• Dataset records on visual material
====
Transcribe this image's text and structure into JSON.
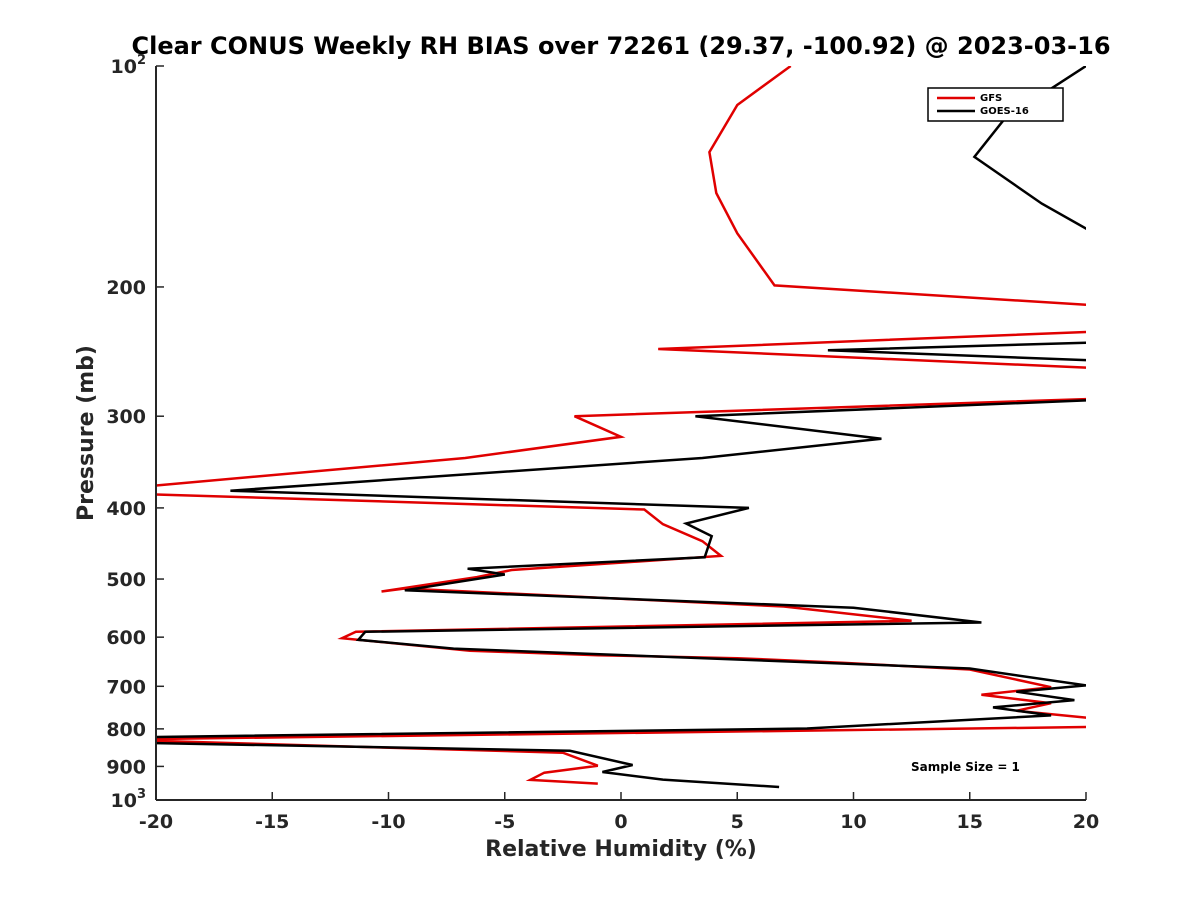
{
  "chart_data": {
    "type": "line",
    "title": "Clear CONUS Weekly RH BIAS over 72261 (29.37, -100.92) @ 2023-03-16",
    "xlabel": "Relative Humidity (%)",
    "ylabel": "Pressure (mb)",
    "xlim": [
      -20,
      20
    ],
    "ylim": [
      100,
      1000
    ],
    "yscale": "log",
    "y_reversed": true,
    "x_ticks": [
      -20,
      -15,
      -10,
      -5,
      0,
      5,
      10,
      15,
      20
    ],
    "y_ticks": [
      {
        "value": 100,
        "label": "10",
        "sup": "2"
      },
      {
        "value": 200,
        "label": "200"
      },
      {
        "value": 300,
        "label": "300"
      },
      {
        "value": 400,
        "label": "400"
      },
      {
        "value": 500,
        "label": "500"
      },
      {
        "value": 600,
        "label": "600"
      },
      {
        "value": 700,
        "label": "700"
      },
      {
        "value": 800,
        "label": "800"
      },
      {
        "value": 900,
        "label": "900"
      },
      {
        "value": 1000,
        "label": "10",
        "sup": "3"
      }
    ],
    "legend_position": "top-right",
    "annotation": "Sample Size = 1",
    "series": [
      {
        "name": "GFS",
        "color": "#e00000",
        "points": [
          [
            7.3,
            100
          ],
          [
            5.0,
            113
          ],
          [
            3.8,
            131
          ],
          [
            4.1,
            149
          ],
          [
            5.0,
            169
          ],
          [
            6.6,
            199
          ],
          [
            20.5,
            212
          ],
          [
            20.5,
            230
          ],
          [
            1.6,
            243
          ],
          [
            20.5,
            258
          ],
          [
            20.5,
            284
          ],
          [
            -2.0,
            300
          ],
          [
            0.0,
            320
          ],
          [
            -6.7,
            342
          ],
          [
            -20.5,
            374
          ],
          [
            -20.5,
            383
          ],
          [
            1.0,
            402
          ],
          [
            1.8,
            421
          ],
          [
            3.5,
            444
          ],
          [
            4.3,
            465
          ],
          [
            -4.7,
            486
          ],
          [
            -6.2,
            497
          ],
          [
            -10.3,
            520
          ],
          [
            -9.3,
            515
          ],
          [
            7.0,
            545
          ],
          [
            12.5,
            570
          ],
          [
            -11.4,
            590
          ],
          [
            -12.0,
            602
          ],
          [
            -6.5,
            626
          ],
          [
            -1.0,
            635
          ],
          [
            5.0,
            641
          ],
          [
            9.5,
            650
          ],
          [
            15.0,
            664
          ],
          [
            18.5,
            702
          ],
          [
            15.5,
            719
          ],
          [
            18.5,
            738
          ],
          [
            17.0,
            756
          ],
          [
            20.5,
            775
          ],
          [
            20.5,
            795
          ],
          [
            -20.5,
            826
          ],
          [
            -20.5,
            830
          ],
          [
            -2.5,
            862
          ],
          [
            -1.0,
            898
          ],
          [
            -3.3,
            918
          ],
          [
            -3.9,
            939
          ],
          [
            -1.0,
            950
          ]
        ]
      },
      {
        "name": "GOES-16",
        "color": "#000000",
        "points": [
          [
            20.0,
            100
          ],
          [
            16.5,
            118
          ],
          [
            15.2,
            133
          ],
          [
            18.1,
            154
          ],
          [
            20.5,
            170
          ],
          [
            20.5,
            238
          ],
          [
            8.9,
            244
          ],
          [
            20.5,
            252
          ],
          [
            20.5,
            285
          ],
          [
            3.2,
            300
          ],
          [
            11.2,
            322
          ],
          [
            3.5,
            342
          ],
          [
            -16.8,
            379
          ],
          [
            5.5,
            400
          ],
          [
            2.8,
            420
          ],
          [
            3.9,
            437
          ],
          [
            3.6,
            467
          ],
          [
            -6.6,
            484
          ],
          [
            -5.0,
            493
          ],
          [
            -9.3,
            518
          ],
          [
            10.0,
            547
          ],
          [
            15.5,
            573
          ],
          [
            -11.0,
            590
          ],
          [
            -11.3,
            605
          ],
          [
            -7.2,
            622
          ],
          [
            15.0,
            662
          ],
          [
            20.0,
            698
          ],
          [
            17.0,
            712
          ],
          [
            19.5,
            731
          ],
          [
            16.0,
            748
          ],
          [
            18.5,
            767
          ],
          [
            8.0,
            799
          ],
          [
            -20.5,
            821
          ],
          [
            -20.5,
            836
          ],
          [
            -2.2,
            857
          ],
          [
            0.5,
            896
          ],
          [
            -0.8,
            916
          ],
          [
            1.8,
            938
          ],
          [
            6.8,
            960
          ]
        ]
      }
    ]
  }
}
====
• What is needed
Pictures in the records must not appear in the copy; transcribe everything else precisely.

• Written answer
Transcribe this image's text and structure into JSON.
{
  "chart_data": {
    "type": "line",
    "title": "Clear CONUS Weekly RH BIAS over 72261 (29.37, -100.92) @ 2023-03-16",
    "xlabel": "Relative Humidity (%)",
    "ylabel": "Pressure (mb)",
    "xlim": [
      -20,
      20
    ],
    "ylim": [
      100,
      1000
    ],
    "yscale": "log",
    "y_reversed": true,
    "x_ticks": [
      -20,
      -15,
      -10,
      -5,
      0,
      5,
      10,
      15,
      20
    ],
    "y_ticks": [
      {
        "value": 100,
        "label": "10",
        "sup": "2"
      },
      {
        "value": 200,
        "label": "200"
      },
      {
        "value": 300,
        "label": "300"
      },
      {
        "value": 400,
        "label": "400"
      },
      {
        "value": 500,
        "label": "500"
      },
      {
        "value": 600,
        "label": "600"
      },
      {
        "value": 700,
        "label": "700"
      },
      {
        "value": 800,
        "label": "800"
      },
      {
        "value": 900,
        "label": "900"
      },
      {
        "value": 1000,
        "label": "10",
        "sup": "3"
      }
    ],
    "legend_position": "top-right",
    "annotation": "Sample Size = 1",
    "series": [
      {
        "name": "GFS",
        "color": "#e00000",
        "points": [
          [
            7.3,
            100
          ],
          [
            5.0,
            113
          ],
          [
            3.8,
            131
          ],
          [
            4.1,
            149
          ],
          [
            5.0,
            169
          ],
          [
            6.6,
            199
          ],
          [
            20.5,
            212
          ],
          [
            20.5,
            230
          ],
          [
            1.6,
            243
          ],
          [
            20.5,
            258
          ],
          [
            20.5,
            284
          ],
          [
            -2.0,
            300
          ],
          [
            0.0,
            320
          ],
          [
            -6.7,
            342
          ],
          [
            -20.5,
            374
          ],
          [
            -20.5,
            383
          ],
          [
            1.0,
            402
          ],
          [
            1.8,
            421
          ],
          [
            3.5,
            444
          ],
          [
            4.3,
            465
          ],
          [
            -4.7,
            486
          ],
          [
            -6.2,
            497
          ],
          [
            -10.3,
            520
          ],
          [
            -9.3,
            515
          ],
          [
            7.0,
            545
          ],
          [
            12.5,
            570
          ],
          [
            -11.4,
            590
          ],
          [
            -12.0,
            602
          ],
          [
            -6.5,
            626
          ],
          [
            -1.0,
            635
          ],
          [
            5.0,
            641
          ],
          [
            9.5,
            650
          ],
          [
            15.0,
            664
          ],
          [
            18.5,
            702
          ],
          [
            15.5,
            719
          ],
          [
            18.5,
            738
          ],
          [
            17.0,
            756
          ],
          [
            20.5,
            775
          ],
          [
            20.5,
            795
          ],
          [
            -20.5,
            826
          ],
          [
            -20.5,
            830
          ],
          [
            -2.5,
            862
          ],
          [
            -1.0,
            898
          ],
          [
            -3.3,
            918
          ],
          [
            -3.9,
            939
          ],
          [
            -1.0,
            950
          ]
        ]
      },
      {
        "name": "GOES-16",
        "color": "#000000",
        "points": [
          [
            20.0,
            100
          ],
          [
            16.5,
            118
          ],
          [
            15.2,
            133
          ],
          [
            18.1,
            154
          ],
          [
            20.5,
            170
          ],
          [
            20.5,
            238
          ],
          [
            8.9,
            244
          ],
          [
            20.5,
            252
          ],
          [
            20.5,
            285
          ],
          [
            3.2,
            300
          ],
          [
            11.2,
            322
          ],
          [
            3.5,
            342
          ],
          [
            -16.8,
            379
          ],
          [
            5.5,
            400
          ],
          [
            2.8,
            420
          ],
          [
            3.9,
            437
          ],
          [
            3.6,
            467
          ],
          [
            -6.6,
            484
          ],
          [
            -5.0,
            493
          ],
          [
            -9.3,
            518
          ],
          [
            10.0,
            547
          ],
          [
            15.5,
            573
          ],
          [
            -11.0,
            590
          ],
          [
            -11.3,
            605
          ],
          [
            -7.2,
            622
          ],
          [
            15.0,
            662
          ],
          [
            20.0,
            698
          ],
          [
            17.0,
            712
          ],
          [
            19.5,
            731
          ],
          [
            16.0,
            748
          ],
          [
            18.5,
            767
          ],
          [
            8.0,
            799
          ],
          [
            -20.5,
            821
          ],
          [
            -20.5,
            836
          ],
          [
            -2.2,
            857
          ],
          [
            0.5,
            896
          ],
          [
            -0.8,
            916
          ],
          [
            1.8,
            938
          ],
          [
            6.8,
            960
          ]
        ]
      }
    ]
  }
}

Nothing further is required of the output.